:: RECORD SET ::

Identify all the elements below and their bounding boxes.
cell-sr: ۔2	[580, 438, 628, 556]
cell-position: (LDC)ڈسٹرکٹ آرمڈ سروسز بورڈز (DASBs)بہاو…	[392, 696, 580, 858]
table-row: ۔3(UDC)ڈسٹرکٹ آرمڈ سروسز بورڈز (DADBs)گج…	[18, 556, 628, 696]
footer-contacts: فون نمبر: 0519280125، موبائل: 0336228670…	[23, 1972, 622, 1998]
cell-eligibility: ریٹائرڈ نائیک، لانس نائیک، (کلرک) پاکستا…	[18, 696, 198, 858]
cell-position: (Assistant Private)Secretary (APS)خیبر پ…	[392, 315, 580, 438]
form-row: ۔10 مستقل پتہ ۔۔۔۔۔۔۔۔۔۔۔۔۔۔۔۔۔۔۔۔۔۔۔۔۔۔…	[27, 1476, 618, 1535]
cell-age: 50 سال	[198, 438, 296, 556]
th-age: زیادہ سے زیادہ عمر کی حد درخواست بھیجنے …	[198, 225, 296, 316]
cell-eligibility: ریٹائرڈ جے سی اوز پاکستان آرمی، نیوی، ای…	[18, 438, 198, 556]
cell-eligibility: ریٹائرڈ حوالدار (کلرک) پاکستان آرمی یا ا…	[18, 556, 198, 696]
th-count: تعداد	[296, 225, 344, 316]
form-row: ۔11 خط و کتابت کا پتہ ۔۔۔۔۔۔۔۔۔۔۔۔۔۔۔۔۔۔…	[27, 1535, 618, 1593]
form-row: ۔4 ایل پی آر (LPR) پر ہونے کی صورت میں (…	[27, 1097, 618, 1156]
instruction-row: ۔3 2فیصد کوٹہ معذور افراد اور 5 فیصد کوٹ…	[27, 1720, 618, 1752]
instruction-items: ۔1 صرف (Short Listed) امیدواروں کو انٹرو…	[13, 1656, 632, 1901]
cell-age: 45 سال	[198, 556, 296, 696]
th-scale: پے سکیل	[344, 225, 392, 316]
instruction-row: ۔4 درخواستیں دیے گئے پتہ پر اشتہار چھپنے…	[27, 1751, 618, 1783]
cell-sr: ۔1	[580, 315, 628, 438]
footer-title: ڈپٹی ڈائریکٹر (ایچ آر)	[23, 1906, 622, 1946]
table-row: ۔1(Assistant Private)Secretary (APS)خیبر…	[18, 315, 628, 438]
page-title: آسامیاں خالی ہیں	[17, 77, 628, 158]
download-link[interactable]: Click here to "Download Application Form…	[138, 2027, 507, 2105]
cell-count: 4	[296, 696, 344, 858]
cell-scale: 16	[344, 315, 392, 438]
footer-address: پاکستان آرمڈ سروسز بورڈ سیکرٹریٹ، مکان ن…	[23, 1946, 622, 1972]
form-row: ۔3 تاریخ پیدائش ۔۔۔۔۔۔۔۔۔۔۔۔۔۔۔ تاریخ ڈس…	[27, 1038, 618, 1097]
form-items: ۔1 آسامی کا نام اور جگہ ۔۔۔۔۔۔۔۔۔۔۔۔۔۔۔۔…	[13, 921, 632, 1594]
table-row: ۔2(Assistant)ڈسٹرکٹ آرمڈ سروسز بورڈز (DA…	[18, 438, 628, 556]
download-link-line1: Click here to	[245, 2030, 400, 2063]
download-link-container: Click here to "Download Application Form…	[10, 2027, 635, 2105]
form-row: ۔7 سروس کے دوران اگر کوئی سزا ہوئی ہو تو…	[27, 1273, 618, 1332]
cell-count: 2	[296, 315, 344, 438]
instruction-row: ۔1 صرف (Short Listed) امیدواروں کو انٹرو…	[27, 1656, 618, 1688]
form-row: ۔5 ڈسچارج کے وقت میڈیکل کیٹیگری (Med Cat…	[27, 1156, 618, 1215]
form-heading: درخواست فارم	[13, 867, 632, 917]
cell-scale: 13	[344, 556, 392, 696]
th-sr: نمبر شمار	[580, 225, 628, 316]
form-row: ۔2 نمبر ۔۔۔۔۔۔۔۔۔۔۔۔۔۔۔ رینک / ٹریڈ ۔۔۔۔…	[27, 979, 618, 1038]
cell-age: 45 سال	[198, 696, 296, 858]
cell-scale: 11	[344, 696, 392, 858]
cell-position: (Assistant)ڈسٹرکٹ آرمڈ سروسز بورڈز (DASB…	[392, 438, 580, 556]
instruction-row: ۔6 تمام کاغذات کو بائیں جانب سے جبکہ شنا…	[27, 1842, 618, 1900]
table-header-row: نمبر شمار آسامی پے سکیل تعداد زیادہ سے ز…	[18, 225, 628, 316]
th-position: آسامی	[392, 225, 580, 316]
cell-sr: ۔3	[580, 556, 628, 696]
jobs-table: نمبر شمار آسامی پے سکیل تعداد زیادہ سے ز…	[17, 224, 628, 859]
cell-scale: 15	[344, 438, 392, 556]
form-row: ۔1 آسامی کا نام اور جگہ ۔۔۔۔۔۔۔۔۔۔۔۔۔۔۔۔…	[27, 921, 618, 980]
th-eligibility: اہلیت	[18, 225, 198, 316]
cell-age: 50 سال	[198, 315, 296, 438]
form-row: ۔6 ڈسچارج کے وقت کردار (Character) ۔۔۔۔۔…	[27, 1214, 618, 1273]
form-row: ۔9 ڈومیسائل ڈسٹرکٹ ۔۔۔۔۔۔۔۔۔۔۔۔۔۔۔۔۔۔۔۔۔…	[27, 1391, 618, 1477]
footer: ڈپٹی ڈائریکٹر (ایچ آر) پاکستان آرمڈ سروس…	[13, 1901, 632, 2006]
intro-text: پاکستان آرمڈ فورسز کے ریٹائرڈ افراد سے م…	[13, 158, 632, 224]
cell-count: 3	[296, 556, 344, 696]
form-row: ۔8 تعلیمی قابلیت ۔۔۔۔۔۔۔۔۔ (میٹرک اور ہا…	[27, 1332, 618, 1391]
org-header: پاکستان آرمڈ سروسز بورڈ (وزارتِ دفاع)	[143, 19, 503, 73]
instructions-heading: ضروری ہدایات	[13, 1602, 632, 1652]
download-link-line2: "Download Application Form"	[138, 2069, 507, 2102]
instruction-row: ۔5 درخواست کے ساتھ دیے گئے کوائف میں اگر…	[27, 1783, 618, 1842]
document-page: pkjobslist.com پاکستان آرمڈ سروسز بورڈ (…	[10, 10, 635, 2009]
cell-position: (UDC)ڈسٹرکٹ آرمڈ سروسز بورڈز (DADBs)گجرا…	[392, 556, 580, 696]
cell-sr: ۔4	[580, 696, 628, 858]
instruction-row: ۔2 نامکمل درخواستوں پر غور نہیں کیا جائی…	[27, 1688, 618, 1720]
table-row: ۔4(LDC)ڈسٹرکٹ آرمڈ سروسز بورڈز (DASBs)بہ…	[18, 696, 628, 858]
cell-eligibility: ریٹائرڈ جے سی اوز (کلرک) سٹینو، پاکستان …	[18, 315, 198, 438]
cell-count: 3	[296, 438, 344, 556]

:::

▶ GOAL:
Please retype every line of the listing above, changing nothing.

▶ SOLVED PROBLEM:
Identify all the elements below and their bounding boxes.
cell-sr: ۔2	[580, 438, 628, 556]
cell-position: (LDC)ڈسٹرکٹ آرمڈ سروسز بورڈز (DASBs)بہاو…	[392, 696, 580, 858]
table-row: ۔3(UDC)ڈسٹرکٹ آرمڈ سروسز بورڈز (DADBs)گج…	[18, 556, 628, 696]
footer-contacts: فون نمبر: 0519280125، موبائل: 0336228670…	[23, 1972, 622, 1998]
cell-eligibility: ریٹائرڈ نائیک، لانس نائیک، (کلرک) پاکستا…	[18, 696, 198, 858]
cell-position: (Assistant Private)Secretary (APS)خیبر پ…	[392, 315, 580, 438]
form-row: ۔10 مستقل پتہ ۔۔۔۔۔۔۔۔۔۔۔۔۔۔۔۔۔۔۔۔۔۔۔۔۔۔…	[27, 1476, 618, 1535]
cell-age: 50 سال	[198, 438, 296, 556]
th-age: زیادہ سے زیادہ عمر کی حد درخواست بھیجنے …	[198, 225, 296, 316]
cell-eligibility: ریٹائرڈ جے سی اوز پاکستان آرمی، نیوی، ای…	[18, 438, 198, 556]
cell-eligibility: ریٹائرڈ حوالدار (کلرک) پاکستان آرمی یا ا…	[18, 556, 198, 696]
th-count: تعداد	[296, 225, 344, 316]
form-row: ۔11 خط و کتابت کا پتہ ۔۔۔۔۔۔۔۔۔۔۔۔۔۔۔۔۔۔…	[27, 1535, 618, 1593]
form-row: ۔4 ایل پی آر (LPR) پر ہونے کی صورت میں (…	[27, 1097, 618, 1156]
instruction-row: ۔3 2فیصد کوٹہ معذور افراد اور 5 فیصد کوٹ…	[27, 1720, 618, 1752]
instruction-items: ۔1 صرف (Short Listed) امیدواروں کو انٹرو…	[13, 1656, 632, 1901]
cell-age: 45 سال	[198, 556, 296, 696]
th-scale: پے سکیل	[344, 225, 392, 316]
instruction-row: ۔4 درخواستیں دیے گئے پتہ پر اشتہار چھپنے…	[27, 1751, 618, 1783]
cell-sr: ۔1	[580, 315, 628, 438]
footer-title: ڈپٹی ڈائریکٹر (ایچ آر)	[23, 1906, 622, 1946]
table-row: ۔1(Assistant Private)Secretary (APS)خیبر…	[18, 315, 628, 438]
page-title: آسامیاں خالی ہیں	[17, 77, 628, 158]
download-link[interactable]: Click here to "Download Application Form…	[138, 2027, 507, 2105]
cell-count: 4	[296, 696, 344, 858]
cell-scale: 16	[344, 315, 392, 438]
footer-address: پاکستان آرمڈ سروسز بورڈ سیکرٹریٹ، مکان ن…	[23, 1946, 622, 1972]
form-row: ۔3 تاریخ پیدائش ۔۔۔۔۔۔۔۔۔۔۔۔۔۔۔ تاریخ ڈس…	[27, 1038, 618, 1097]
form-items: ۔1 آسامی کا نام اور جگہ ۔۔۔۔۔۔۔۔۔۔۔۔۔۔۔۔…	[13, 921, 632, 1594]
table-row: ۔2(Assistant)ڈسٹرکٹ آرمڈ سروسز بورڈز (DA…	[18, 438, 628, 556]
download-link-line1: Click here to	[245, 2030, 400, 2063]
download-link-container: Click here to "Download Application Form…	[10, 2027, 635, 2105]
form-row: ۔7 سروس کے دوران اگر کوئی سزا ہوئی ہو تو…	[27, 1273, 618, 1332]
cell-count: 2	[296, 315, 344, 438]
instruction-row: ۔1 صرف (Short Listed) امیدواروں کو انٹرو…	[27, 1656, 618, 1688]
form-row: ۔5 ڈسچارج کے وقت میڈیکل کیٹیگری (Med Cat…	[27, 1156, 618, 1215]
form-heading: درخواست فارم	[13, 867, 632, 917]
cell-scale: 13	[344, 556, 392, 696]
th-sr: نمبر شمار	[580, 225, 628, 316]
form-row: ۔2 نمبر ۔۔۔۔۔۔۔۔۔۔۔۔۔۔۔ رینک / ٹریڈ ۔۔۔۔…	[27, 979, 618, 1038]
cell-age: 45 سال	[198, 696, 296, 858]
cell-scale: 11	[344, 696, 392, 858]
cell-position: (Assistant)ڈسٹرکٹ آرمڈ سروسز بورڈز (DASB…	[392, 438, 580, 556]
instruction-row: ۔6 تمام کاغذات کو بائیں جانب سے جبکہ شنا…	[27, 1842, 618, 1900]
table-header-row: نمبر شمار آسامی پے سکیل تعداد زیادہ سے ز…	[18, 225, 628, 316]
th-position: آسامی	[392, 225, 580, 316]
cell-sr: ۔3	[580, 556, 628, 696]
jobs-table: نمبر شمار آسامی پے سکیل تعداد زیادہ سے ز…	[17, 224, 628, 859]
cell-scale: 15	[344, 438, 392, 556]
form-row: ۔1 آسامی کا نام اور جگہ ۔۔۔۔۔۔۔۔۔۔۔۔۔۔۔۔…	[27, 921, 618, 980]
th-eligibility: اہلیت	[18, 225, 198, 316]
cell-age: 50 سال	[198, 315, 296, 438]
form-row: ۔6 ڈسچارج کے وقت کردار (Character) ۔۔۔۔۔…	[27, 1214, 618, 1273]
form-row: ۔9 ڈومیسائل ڈسٹرکٹ ۔۔۔۔۔۔۔۔۔۔۔۔۔۔۔۔۔۔۔۔۔…	[27, 1391, 618, 1477]
footer: ڈپٹی ڈائریکٹر (ایچ آر) پاکستان آرمڈ سروس…	[13, 1901, 632, 2006]
intro-text: پاکستان آرمڈ فورسز کے ریٹائرڈ افراد سے م…	[13, 158, 632, 224]
cell-count: 3	[296, 556, 344, 696]
form-row: ۔8 تعلیمی قابلیت ۔۔۔۔۔۔۔۔۔ (میٹرک اور ہا…	[27, 1332, 618, 1391]
org-header: پاکستان آرمڈ سروسز بورڈ (وزارتِ دفاع)	[143, 19, 503, 73]
instructions-heading: ضروری ہدایات	[13, 1602, 632, 1652]
download-link-line2: "Download Application Form"	[138, 2069, 507, 2102]
instruction-row: ۔5 درخواست کے ساتھ دیے گئے کوائف میں اگر…	[27, 1783, 618, 1842]
document-page: pkjobslist.com پاکستان آرمڈ سروسز بورڈ (…	[10, 10, 635, 2009]
cell-position: (UDC)ڈسٹرکٹ آرمڈ سروسز بورڈز (DADBs)گجرا…	[392, 556, 580, 696]
cell-sr: ۔4	[580, 696, 628, 858]
instruction-row: ۔2 نامکمل درخواستوں پر غور نہیں کیا جائی…	[27, 1688, 618, 1720]
table-row: ۔4(LDC)ڈسٹرکٹ آرمڈ سروسز بورڈز (DASBs)بہ…	[18, 696, 628, 858]
cell-eligibility: ریٹائرڈ جے سی اوز (کلرک) سٹینو، پاکستان …	[18, 315, 198, 438]
cell-count: 3	[296, 438, 344, 556]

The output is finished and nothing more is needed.